What the task asks —
Rewrite only the lines from the line with "Annotate this image: element" to the line with "y-tick-label: 0.0 — [1095, 713, 1107, 722]", replacing "trend-line" with "line-series" and keeping everything else the same. Leave the pictures out of your answer.
[Begin Rows]
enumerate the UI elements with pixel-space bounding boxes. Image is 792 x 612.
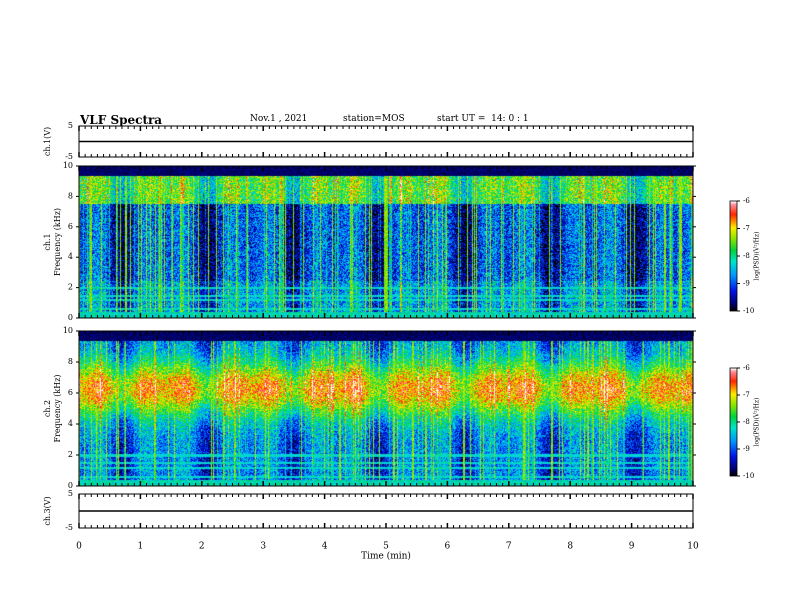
[End Rows]
[Begin Rows]
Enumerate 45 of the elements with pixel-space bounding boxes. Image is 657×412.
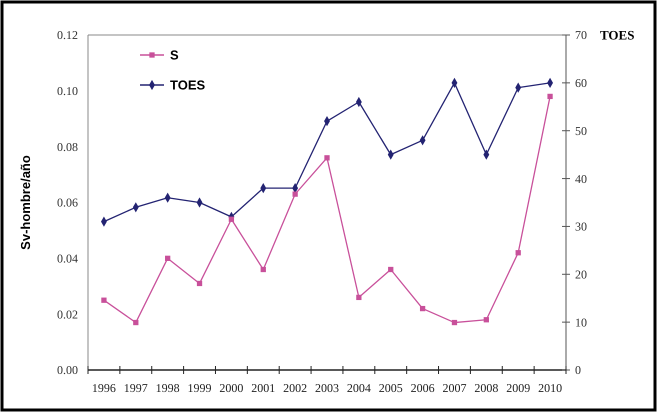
[End Rows]
[Begin Rows]
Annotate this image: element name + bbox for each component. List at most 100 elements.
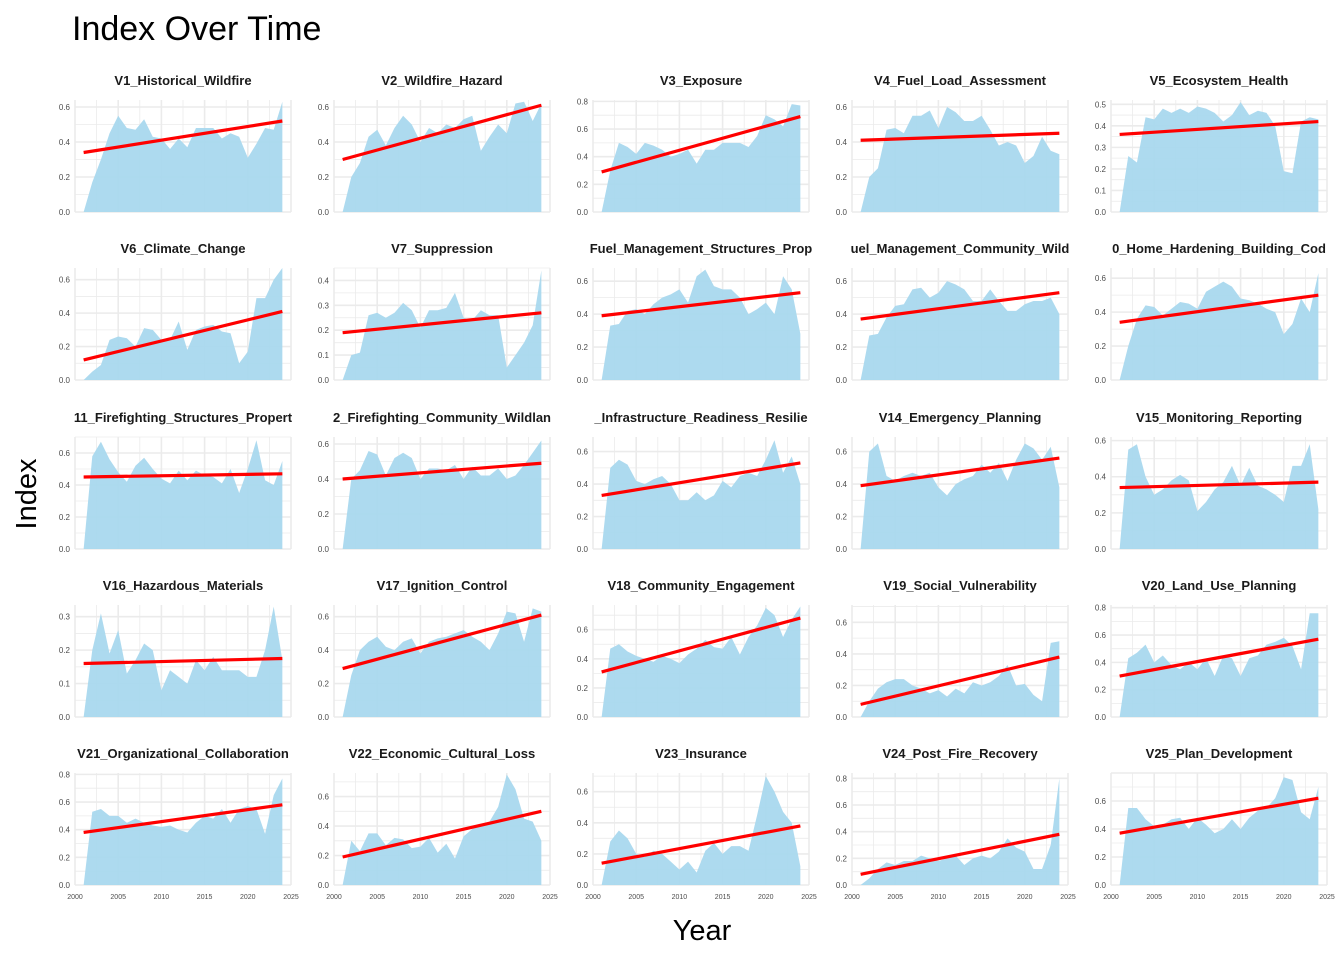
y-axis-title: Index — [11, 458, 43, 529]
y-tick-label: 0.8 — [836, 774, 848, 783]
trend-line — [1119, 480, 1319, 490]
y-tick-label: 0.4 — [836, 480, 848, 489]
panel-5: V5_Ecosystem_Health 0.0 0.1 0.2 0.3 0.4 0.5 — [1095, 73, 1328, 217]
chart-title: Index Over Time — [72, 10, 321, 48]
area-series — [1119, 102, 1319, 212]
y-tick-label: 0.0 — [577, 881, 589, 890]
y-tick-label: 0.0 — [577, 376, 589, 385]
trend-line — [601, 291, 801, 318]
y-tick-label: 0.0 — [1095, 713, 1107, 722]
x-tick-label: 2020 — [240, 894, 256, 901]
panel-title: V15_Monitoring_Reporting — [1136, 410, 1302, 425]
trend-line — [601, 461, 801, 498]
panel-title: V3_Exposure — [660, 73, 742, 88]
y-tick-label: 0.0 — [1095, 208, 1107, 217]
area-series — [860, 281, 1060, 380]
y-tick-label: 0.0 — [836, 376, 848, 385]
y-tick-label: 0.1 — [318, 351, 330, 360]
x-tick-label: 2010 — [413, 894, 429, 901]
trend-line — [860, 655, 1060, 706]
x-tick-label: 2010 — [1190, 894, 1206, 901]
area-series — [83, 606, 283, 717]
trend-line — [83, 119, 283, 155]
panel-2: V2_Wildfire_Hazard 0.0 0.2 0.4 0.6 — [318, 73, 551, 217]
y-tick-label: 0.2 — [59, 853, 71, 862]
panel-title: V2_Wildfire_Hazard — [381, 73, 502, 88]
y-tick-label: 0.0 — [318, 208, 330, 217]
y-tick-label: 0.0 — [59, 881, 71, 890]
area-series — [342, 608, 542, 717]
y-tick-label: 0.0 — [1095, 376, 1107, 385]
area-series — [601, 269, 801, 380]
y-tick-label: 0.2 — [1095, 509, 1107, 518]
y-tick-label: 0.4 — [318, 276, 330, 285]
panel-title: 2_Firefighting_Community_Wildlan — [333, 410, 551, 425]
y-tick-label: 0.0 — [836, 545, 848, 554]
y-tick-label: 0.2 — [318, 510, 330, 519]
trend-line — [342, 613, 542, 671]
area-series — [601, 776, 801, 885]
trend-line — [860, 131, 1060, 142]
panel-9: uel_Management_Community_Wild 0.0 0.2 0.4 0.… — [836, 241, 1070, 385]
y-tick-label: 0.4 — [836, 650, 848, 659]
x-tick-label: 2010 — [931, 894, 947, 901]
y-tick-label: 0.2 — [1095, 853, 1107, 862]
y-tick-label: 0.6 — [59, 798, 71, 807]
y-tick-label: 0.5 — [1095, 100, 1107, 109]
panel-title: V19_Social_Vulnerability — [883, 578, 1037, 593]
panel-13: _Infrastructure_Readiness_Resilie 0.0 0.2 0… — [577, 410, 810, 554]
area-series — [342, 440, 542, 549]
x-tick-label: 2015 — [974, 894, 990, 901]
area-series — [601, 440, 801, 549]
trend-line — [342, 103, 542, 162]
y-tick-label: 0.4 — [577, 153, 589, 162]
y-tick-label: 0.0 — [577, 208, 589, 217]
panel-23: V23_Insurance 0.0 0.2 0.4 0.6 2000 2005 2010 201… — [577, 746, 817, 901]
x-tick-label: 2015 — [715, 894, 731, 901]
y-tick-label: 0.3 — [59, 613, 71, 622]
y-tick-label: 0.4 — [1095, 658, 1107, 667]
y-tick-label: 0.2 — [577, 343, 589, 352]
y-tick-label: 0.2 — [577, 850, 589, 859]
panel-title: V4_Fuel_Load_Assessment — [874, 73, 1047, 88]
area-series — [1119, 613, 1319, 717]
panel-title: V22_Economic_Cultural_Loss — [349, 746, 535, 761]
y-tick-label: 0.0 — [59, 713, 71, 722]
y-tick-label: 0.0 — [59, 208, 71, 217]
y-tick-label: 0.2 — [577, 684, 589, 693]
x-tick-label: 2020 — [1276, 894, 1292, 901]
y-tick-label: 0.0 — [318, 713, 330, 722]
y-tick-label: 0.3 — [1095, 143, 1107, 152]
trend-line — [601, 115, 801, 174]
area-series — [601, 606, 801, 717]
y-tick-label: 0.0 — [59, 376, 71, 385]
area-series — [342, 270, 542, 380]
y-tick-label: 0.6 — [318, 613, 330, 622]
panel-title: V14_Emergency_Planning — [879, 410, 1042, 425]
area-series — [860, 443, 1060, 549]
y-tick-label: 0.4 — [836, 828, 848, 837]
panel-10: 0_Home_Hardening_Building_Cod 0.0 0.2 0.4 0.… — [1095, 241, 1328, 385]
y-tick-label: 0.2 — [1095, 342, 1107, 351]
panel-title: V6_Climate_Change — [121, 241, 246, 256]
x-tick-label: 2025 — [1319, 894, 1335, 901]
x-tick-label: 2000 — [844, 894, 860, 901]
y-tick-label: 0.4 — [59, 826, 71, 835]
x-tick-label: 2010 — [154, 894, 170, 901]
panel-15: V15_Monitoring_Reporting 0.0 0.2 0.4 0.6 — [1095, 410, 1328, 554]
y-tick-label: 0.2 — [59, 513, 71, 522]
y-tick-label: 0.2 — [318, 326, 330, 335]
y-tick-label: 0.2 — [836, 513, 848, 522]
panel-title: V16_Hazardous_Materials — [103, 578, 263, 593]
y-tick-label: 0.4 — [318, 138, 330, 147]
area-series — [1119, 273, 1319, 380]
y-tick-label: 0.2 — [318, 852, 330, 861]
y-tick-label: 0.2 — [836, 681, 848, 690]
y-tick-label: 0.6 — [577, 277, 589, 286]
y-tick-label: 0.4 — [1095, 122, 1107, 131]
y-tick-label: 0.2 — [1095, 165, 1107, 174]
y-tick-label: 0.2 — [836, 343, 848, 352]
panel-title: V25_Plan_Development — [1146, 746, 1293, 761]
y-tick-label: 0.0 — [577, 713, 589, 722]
[End Rows]
Exercise result —
Annotate this image: element name + bbox for each component. List at most 100 elements.
y-axis-title: Index — [11, 458, 43, 529]
y-tick-label: 0.8 — [836, 774, 848, 783]
line-series — [1119, 480, 1319, 490]
y-tick-label: 0.4 — [836, 480, 848, 489]
panel-5: V5_Ecosystem_Health 0.0 0.1 0.2 0.3 0.4 0.5 — [1095, 73, 1328, 217]
chart-title: Index Over Time — [72, 10, 321, 48]
area-series — [1119, 102, 1319, 212]
y-tick-label: 0.0 — [577, 881, 589, 890]
y-tick-label: 0.0 — [577, 376, 589, 385]
line-series — [601, 291, 801, 318]
y-tick-label: 0.0 — [1095, 713, 1107, 722]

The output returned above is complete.